*Provided material*.
----

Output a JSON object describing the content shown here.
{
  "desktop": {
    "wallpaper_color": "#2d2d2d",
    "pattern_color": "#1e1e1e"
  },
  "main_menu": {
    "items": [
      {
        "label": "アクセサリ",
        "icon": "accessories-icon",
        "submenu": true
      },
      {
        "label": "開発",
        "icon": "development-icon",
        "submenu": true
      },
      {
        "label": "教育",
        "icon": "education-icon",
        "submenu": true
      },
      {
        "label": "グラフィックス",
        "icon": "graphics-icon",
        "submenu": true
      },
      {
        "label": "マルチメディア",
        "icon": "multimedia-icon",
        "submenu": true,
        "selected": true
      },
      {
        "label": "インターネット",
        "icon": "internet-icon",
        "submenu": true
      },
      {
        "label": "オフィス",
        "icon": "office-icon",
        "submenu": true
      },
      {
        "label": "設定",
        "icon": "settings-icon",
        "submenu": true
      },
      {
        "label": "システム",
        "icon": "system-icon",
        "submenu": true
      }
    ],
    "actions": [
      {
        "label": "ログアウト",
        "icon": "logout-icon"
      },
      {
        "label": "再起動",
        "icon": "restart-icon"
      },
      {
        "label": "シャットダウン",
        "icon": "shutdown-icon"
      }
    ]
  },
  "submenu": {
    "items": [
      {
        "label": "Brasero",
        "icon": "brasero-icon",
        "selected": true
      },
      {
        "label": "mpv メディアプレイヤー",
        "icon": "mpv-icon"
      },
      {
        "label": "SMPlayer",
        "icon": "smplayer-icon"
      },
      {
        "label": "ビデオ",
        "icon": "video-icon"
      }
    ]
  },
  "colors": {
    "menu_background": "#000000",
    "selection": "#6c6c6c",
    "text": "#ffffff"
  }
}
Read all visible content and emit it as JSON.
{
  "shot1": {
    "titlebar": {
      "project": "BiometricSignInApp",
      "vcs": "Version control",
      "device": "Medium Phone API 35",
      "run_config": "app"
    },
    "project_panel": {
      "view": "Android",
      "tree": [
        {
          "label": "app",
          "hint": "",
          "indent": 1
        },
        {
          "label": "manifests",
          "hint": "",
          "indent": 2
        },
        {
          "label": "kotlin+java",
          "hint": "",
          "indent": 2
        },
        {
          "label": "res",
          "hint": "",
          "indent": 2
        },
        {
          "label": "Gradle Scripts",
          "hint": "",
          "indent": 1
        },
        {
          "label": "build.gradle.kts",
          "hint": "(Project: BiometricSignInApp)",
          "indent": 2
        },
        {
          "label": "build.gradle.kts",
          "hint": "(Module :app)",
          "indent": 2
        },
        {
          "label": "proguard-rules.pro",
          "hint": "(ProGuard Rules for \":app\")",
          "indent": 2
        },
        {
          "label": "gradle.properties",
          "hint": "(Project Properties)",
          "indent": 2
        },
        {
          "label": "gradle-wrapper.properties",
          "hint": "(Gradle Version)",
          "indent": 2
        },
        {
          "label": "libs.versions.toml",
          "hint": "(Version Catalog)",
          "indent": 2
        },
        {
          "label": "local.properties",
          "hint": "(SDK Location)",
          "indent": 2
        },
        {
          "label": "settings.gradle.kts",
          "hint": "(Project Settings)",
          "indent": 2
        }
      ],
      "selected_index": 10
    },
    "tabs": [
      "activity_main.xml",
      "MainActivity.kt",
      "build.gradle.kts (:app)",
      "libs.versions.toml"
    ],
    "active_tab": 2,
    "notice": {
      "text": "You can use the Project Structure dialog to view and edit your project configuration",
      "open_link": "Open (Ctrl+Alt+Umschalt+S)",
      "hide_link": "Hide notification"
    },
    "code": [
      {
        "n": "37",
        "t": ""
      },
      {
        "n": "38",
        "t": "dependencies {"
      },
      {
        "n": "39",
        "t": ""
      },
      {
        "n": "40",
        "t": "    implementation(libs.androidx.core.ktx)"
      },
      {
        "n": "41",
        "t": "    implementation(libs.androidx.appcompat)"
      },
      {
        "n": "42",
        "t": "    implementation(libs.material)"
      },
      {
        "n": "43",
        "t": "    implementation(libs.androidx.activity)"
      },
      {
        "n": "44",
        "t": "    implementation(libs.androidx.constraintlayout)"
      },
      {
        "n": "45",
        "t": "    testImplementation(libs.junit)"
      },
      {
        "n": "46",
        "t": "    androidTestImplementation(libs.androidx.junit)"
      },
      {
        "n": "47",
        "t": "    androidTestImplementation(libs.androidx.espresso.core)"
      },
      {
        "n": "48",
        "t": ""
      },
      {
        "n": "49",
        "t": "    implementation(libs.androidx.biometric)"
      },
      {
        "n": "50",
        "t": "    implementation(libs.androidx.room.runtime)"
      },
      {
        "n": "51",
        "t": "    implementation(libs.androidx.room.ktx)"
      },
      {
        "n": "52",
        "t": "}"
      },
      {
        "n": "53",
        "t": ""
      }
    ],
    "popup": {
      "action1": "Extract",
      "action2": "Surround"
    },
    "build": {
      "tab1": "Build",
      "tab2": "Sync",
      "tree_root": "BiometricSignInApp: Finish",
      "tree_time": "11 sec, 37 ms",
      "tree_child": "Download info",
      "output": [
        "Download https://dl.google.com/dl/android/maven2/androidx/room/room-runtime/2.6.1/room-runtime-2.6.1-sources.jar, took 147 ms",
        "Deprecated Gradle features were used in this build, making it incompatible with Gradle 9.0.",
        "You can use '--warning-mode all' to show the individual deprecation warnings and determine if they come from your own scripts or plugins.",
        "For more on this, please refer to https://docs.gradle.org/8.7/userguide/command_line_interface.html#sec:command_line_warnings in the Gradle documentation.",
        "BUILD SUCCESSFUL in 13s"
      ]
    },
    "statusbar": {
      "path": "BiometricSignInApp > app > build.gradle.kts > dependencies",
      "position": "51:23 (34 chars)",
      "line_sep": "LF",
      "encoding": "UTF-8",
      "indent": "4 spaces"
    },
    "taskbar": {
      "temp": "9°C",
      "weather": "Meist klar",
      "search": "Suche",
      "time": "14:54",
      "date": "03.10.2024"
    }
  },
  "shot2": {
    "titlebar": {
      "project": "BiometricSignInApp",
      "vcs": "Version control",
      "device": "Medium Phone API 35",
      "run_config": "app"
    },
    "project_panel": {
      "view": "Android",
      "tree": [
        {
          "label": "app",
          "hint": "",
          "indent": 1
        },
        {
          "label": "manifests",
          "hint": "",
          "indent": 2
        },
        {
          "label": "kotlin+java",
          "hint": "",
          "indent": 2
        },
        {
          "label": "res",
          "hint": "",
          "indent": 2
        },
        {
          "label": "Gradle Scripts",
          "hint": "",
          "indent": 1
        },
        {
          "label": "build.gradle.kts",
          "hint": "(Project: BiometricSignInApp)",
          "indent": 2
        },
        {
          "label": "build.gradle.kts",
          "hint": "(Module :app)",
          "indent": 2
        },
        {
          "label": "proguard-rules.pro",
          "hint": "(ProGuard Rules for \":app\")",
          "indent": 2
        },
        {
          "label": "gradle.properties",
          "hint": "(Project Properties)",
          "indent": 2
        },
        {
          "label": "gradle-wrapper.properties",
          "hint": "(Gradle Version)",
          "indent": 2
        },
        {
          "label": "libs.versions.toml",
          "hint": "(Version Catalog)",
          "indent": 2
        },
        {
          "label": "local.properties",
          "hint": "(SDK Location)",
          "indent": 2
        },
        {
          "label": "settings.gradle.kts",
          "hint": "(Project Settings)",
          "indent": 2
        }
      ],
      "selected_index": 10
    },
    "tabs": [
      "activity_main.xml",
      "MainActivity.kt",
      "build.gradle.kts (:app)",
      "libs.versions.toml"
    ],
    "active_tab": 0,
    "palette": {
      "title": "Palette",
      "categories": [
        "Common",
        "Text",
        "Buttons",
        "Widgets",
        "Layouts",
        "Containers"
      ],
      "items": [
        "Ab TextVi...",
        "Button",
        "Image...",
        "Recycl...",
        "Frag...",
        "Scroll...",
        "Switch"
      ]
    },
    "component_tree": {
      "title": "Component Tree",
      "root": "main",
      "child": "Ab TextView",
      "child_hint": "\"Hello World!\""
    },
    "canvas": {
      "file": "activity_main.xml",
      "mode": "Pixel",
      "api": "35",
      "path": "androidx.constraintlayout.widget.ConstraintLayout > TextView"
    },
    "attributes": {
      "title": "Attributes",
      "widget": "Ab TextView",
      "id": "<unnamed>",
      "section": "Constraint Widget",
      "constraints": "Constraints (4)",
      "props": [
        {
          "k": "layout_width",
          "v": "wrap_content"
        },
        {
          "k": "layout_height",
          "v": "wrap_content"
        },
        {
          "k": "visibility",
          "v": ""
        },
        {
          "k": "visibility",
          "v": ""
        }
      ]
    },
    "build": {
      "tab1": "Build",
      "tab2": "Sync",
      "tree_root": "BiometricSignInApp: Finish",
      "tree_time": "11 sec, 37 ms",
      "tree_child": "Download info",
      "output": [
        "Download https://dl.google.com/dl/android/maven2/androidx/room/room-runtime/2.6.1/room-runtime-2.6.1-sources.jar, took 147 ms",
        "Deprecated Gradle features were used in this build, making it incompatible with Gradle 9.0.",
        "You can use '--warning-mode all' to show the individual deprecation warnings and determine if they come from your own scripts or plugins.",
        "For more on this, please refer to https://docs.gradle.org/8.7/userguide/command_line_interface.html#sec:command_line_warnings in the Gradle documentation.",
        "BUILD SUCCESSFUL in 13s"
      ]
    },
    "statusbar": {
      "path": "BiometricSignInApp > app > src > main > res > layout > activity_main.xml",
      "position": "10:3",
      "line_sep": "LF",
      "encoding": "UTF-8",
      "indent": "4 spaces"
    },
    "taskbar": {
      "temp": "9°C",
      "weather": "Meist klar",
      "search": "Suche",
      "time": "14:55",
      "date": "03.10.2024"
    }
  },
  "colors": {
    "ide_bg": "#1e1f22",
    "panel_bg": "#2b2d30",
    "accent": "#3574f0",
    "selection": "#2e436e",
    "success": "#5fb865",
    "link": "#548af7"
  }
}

----

*Problem details*. From the data above, work out how many lines hold "selection". Answer with the number alone.

*Completed exercise*. 2